--- start of Material for this task ---

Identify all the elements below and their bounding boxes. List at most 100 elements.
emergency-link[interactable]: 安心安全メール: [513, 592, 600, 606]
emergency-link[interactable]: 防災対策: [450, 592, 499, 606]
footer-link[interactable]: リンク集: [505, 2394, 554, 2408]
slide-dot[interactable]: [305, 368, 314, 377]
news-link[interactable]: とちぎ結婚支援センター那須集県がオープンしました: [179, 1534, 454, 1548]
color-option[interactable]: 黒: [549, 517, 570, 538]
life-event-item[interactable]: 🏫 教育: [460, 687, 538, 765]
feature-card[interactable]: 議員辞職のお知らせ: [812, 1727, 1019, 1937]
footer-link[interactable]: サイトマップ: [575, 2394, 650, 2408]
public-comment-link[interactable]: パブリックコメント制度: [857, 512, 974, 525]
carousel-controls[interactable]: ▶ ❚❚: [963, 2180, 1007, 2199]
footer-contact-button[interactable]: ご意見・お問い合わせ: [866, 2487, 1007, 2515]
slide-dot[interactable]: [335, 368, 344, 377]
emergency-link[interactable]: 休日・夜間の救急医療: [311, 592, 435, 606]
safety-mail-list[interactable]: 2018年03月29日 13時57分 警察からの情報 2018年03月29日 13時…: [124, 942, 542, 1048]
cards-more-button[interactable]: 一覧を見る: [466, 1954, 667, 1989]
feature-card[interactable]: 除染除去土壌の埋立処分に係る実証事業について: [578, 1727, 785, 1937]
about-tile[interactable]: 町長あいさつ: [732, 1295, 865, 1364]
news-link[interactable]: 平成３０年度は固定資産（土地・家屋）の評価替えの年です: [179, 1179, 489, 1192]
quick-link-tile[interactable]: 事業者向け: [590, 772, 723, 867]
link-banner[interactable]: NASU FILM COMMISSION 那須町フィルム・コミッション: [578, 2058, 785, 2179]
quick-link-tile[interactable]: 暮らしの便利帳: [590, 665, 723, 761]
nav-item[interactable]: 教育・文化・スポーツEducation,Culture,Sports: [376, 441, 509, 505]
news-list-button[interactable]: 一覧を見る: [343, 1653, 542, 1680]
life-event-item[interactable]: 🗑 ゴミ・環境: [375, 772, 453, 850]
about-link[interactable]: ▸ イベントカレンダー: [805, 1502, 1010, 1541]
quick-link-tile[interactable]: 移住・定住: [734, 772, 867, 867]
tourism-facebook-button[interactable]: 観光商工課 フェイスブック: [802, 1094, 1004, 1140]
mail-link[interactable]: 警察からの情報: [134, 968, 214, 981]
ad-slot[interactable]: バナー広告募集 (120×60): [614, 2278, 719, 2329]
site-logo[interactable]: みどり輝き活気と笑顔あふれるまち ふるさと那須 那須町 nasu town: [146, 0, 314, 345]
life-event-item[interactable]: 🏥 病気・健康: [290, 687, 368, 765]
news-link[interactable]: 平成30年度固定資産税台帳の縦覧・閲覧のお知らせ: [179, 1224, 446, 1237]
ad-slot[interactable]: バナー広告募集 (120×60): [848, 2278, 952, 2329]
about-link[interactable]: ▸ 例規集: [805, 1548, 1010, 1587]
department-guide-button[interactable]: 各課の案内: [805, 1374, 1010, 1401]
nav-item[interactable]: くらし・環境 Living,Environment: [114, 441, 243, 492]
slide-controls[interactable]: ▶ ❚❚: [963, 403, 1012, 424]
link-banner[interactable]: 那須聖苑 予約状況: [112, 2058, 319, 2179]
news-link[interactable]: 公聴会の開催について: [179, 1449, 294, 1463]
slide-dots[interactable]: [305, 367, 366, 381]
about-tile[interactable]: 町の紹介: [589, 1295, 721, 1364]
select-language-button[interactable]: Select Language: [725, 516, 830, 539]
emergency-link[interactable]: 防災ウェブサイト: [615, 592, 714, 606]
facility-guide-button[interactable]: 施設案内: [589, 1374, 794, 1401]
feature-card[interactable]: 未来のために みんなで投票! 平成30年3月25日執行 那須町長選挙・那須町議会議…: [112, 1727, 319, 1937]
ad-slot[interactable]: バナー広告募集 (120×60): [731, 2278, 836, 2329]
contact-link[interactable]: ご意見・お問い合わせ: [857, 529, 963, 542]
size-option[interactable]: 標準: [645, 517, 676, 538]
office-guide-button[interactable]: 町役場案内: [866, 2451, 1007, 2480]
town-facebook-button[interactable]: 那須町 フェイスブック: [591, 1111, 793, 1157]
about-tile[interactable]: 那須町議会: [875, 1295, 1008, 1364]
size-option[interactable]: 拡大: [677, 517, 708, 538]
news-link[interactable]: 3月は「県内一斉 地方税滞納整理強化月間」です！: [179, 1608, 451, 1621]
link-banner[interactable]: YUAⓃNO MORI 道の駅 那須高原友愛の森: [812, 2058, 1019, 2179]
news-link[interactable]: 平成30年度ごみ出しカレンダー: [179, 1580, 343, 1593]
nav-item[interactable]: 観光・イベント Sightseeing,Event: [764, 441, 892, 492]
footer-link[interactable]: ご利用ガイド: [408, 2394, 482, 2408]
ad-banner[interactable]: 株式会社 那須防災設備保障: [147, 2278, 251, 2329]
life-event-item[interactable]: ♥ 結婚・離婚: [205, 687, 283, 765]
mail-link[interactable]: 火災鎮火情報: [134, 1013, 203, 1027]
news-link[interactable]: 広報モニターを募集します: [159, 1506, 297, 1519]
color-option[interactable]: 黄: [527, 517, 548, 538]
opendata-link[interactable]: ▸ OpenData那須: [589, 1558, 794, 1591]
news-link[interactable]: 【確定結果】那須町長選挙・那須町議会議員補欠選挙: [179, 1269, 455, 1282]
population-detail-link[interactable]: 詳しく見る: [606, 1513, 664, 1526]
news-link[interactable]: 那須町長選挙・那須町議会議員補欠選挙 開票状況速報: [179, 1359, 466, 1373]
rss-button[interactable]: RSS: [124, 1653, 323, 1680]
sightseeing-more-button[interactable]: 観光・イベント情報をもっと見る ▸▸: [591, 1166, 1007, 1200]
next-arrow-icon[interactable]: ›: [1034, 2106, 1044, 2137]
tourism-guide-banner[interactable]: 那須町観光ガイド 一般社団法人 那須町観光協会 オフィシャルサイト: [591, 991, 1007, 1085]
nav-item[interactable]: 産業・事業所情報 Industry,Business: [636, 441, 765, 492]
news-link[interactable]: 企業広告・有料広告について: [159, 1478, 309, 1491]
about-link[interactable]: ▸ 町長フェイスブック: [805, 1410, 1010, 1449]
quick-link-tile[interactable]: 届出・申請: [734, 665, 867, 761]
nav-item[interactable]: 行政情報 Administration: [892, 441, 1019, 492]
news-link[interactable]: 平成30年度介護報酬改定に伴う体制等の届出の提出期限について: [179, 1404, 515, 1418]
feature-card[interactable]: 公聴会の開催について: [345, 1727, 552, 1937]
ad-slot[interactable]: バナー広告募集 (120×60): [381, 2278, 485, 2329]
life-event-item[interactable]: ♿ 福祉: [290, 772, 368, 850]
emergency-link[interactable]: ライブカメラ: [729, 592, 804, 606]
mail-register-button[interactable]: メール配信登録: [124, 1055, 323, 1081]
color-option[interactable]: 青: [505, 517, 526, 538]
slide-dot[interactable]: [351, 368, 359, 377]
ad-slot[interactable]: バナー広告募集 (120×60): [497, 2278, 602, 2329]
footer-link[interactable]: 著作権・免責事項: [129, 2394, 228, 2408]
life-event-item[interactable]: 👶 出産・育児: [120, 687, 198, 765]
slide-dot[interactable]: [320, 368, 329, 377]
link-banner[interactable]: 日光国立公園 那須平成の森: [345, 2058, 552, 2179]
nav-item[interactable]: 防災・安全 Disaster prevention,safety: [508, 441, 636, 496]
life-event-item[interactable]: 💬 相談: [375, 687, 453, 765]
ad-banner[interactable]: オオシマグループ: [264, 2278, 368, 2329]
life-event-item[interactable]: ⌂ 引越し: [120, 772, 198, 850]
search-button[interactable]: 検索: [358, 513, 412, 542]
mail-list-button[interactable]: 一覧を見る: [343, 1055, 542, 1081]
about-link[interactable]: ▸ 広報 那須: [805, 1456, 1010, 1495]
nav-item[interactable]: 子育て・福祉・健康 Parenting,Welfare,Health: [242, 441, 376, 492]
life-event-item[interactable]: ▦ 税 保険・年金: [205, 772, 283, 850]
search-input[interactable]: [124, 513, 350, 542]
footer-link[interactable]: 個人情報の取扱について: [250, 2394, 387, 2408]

--- end of Material for this task ---

_Problem details_
Output the lines of the data exactly as they appear, from the first line through the line containing "quick-link-tile[interactable]: 事業者向け: [590, 772, 723, 867]", inclusive.

_Solution for this task_
Identify all the elements below and their bounding boxes. List at most 100 elements.
emergency-link[interactable]: 安心安全メール: [513, 592, 600, 606]
emergency-link[interactable]: 防災対策: [450, 592, 499, 606]
footer-link[interactable]: リンク集: [505, 2394, 554, 2408]
slide-dot[interactable]: [305, 368, 314, 377]
news-link[interactable]: とちぎ結婚支援センター那須集県がオープンしました: [179, 1534, 454, 1548]
color-option[interactable]: 黒: [549, 517, 570, 538]
life-event-item[interactable]: 🏫 教育: [460, 687, 538, 765]
feature-card[interactable]: 議員辞職のお知らせ: [812, 1727, 1019, 1937]
footer-link[interactable]: サイトマップ: [575, 2394, 650, 2408]
public-comment-link[interactable]: パブリックコメント制度: [857, 512, 974, 525]
carousel-controls[interactable]: ▶ ❚❚: [963, 2180, 1007, 2199]
footer-contact-button[interactable]: ご意見・お問い合わせ: [866, 2487, 1007, 2515]
slide-dot[interactable]: [335, 368, 344, 377]
emergency-link[interactable]: 休日・夜間の救急医療: [311, 592, 435, 606]
safety-mail-list[interactable]: 2018年03月29日 13時57分 警察からの情報 2018年03月29日 13時…: [124, 942, 542, 1048]
cards-more-button[interactable]: 一覧を見る: [466, 1954, 667, 1989]
feature-card[interactable]: 除染除去土壌の埋立処分に係る実証事業について: [578, 1727, 785, 1937]
about-tile[interactable]: 町長あいさつ: [732, 1295, 865, 1364]
news-link[interactable]: 平成３０年度は固定資産（土地・家屋）の評価替えの年です: [179, 1179, 489, 1192]
quick-link-tile[interactable]: 事業者向け: [590, 772, 723, 867]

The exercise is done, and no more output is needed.